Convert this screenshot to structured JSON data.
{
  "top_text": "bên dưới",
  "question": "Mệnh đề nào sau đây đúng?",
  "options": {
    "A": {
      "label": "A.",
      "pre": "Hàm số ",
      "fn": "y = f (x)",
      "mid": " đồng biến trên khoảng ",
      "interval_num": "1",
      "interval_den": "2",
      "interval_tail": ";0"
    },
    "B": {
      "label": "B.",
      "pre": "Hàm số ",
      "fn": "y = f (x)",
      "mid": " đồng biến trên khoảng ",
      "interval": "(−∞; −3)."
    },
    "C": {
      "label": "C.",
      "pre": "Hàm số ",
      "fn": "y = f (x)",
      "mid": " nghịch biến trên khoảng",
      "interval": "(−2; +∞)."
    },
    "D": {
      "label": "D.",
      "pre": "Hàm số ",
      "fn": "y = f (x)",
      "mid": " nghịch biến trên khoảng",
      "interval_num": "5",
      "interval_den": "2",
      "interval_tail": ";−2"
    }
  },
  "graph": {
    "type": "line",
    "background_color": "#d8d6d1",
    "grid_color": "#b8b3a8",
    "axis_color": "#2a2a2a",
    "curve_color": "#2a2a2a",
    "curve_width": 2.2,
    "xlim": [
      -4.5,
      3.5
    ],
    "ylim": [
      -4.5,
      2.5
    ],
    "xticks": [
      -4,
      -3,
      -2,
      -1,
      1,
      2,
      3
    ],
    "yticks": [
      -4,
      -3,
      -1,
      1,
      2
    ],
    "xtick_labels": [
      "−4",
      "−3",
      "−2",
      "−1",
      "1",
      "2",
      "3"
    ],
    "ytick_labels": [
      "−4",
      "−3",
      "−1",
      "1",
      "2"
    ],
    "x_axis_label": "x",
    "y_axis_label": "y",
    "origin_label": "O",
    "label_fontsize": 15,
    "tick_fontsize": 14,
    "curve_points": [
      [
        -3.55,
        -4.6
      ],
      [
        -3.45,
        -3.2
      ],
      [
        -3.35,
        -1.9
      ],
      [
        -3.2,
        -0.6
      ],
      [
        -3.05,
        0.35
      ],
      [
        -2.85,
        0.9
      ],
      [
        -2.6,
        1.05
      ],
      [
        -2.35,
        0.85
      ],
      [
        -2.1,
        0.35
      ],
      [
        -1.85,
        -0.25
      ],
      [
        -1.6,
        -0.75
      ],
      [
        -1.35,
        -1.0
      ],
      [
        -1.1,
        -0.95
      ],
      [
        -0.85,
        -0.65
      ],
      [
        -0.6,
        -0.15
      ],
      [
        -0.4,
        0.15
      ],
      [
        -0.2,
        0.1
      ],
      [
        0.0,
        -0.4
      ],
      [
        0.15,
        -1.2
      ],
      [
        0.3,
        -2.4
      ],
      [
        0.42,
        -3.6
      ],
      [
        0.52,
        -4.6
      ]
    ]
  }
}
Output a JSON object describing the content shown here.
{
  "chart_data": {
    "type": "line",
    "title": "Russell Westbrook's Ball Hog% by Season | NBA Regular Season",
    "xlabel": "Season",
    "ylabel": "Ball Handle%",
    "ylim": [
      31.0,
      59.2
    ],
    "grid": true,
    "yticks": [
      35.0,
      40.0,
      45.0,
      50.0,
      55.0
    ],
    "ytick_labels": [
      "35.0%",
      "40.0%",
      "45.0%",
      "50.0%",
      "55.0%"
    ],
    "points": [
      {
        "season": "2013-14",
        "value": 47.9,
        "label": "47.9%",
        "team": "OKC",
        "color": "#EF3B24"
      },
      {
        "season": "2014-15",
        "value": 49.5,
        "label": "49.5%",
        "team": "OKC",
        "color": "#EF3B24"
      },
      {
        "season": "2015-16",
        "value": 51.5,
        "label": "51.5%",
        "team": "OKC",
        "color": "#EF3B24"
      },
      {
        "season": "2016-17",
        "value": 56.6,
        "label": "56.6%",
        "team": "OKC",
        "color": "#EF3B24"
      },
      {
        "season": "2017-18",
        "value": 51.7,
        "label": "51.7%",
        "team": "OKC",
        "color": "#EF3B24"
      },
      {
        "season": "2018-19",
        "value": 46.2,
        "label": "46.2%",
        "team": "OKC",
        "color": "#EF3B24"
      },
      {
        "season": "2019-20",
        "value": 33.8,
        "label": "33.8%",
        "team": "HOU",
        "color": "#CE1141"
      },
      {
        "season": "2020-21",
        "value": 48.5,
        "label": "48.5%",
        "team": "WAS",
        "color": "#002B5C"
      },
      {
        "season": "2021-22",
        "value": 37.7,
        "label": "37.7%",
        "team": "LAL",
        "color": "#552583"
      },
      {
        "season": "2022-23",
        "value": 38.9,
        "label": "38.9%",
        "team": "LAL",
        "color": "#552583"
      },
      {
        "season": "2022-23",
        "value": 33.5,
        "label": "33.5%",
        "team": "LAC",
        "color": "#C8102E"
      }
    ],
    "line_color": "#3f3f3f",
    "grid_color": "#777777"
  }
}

- [WRITTEN TASK]:
Quote the whole listing above, leaving nothing out.

- [RESPONSE]:
Convert this screenshot to structured JSON data.
{
  "top_text": "bên dưới",
  "question": "Mệnh đề nào sau đây đúng?",
  "options": {
    "A": {
      "label": "A.",
      "pre": "Hàm số ",
      "fn": "y = f (x)",
      "mid": " đồng biến trên khoảng ",
      "interval_num": "1",
      "interval_den": "2",
      "interval_tail": ";0"
    },
    "B": {
      "label": "B.",
      "pre": "Hàm số ",
      "fn": "y = f (x)",
      "mid": " đồng biến trên khoảng ",
      "interval": "(−∞; −3)."
    },
    "C": {
      "label": "C.",
      "pre": "Hàm số ",
      "fn": "y = f (x)",
      "mid": " nghịch biến trên khoảng",
      "interval": "(−2; +∞)."
    },
    "D": {
      "label": "D.",
      "pre": "Hàm số ",
      "fn": "y = f (x)",
      "mid": " nghịch biến trên khoảng",
      "interval_num": "5",
      "interval_den": "2",
      "interval_tail": ";−2"
    }
  },
  "graph": {
    "type": "line",
    "background_color": "#d8d6d1",
    "grid_color": "#b8b3a8",
    "axis_color": "#2a2a2a",
    "curve_color": "#2a2a2a",
    "curve_width": 2.2,
    "xlim": [
      -4.5,
      3.5
    ],
    "ylim": [
      -4.5,
      2.5
    ],
    "xticks": [
      -4,
      -3,
      -2,
      -1,
      1,
      2,
      3
    ],
    "yticks": [
      -4,
      -3,
      -1,
      1,
      2
    ],
    "xtick_labels": [
      "−4",
      "−3",
      "−2",
      "−1",
      "1",
      "2",
      "3"
    ],
    "ytick_labels": [
      "−4",
      "−3",
      "−1",
      "1",
      "2"
    ],
    "x_axis_label": "x",
    "y_axis_label": "y",
    "origin_label": "O",
    "label_fontsize": 15,
    "tick_fontsize": 14,
    "curve_points": [
      [
        -3.55,
        -4.6
      ],
      [
        -3.45,
        -3.2
      ],
      [
        -3.35,
        -1.9
      ],
      [
        -3.2,
        -0.6
      ],
      [
        -3.05,
        0.35
      ],
      [
        -2.85,
        0.9
      ],
      [
        -2.6,
        1.05
      ],
      [
        -2.35,
        0.85
      ],
      [
        -2.1,
        0.35
      ],
      [
        -1.85,
        -0.25
      ],
      [
        -1.6,
        -0.75
      ],
      [
        -1.35,
        -1.0
      ],
      [
        -1.1,
        -0.95
      ],
      [
        -0.85,
        -0.65
      ],
      [
        -0.6,
        -0.15
      ],
      [
        -0.4,
        0.15
      ],
      [
        -0.2,
        0.1
      ],
      [
        0.0,
        -0.4
      ],
      [
        0.15,
        -1.2
      ],
      [
        0.3,
        -2.4
      ],
      [
        0.42,
        -3.6
      ],
      [
        0.52,
        -4.6
      ]
    ]
  }
}
Output a JSON object describing the content shown here.
{
  "chart_data": {
    "type": "line",
    "title": "Russell Westbrook's Ball Hog% by Season | NBA Regular Season",
    "xlabel": "Season",
    "ylabel": "Ball Handle%",
    "ylim": [
      31.0,
      59.2
    ],
    "grid": true,
    "yticks": [
      35.0,
      40.0,
      45.0,
      50.0,
      55.0
    ],
    "ytick_labels": [
      "35.0%",
      "40.0%",
      "45.0%",
      "50.0%",
      "55.0%"
    ],
    "points": [
      {
        "season": "2013-14",
        "value": 47.9,
        "label": "47.9%",
        "team": "OKC",
        "color": "#EF3B24"
      },
      {
        "season": "2014-15",
        "value": 49.5,
        "label": "49.5%",
        "team": "OKC",
        "color": "#EF3B24"
      },
      {
        "season": "2015-16",
        "value": 51.5,
        "label": "51.5%",
        "team": "OKC",
        "color": "#EF3B24"
      },
      {
        "season": "2016-17",
        "value": 56.6,
        "label": "56.6%",
        "team": "OKC",
        "color": "#EF3B24"
      },
      {
        "season": "2017-18",
        "value": 51.7,
        "label": "51.7%",
        "team": "OKC",
        "color": "#EF3B24"
      },
      {
        "season": "2018-19",
        "value": 46.2,
        "label": "46.2%",
        "team": "OKC",
        "color": "#EF3B24"
      },
      {
        "season": "2019-20",
        "value": 33.8,
        "label": "33.8%",
        "team": "HOU",
        "color": "#CE1141"
      },
      {
        "season": "2020-21",
        "value": 48.5,
        "label": "48.5%",
        "team": "WAS",
        "color": "#002B5C"
      },
      {
        "season": "2021-22",
        "value": 37.7,
        "label": "37.7%",
        "team": "LAL",
        "color": "#552583"
      },
      {
        "season": "2022-23",
        "value": 38.9,
        "label": "38.9%",
        "team": "LAL",
        "color": "#552583"
      },
      {
        "season": "2022-23",
        "value": 33.5,
        "label": "33.5%",
        "team": "LAC",
        "color": "#C8102E"
      }
    ],
    "line_color": "#3f3f3f",
    "grid_color": "#777777"
  }
}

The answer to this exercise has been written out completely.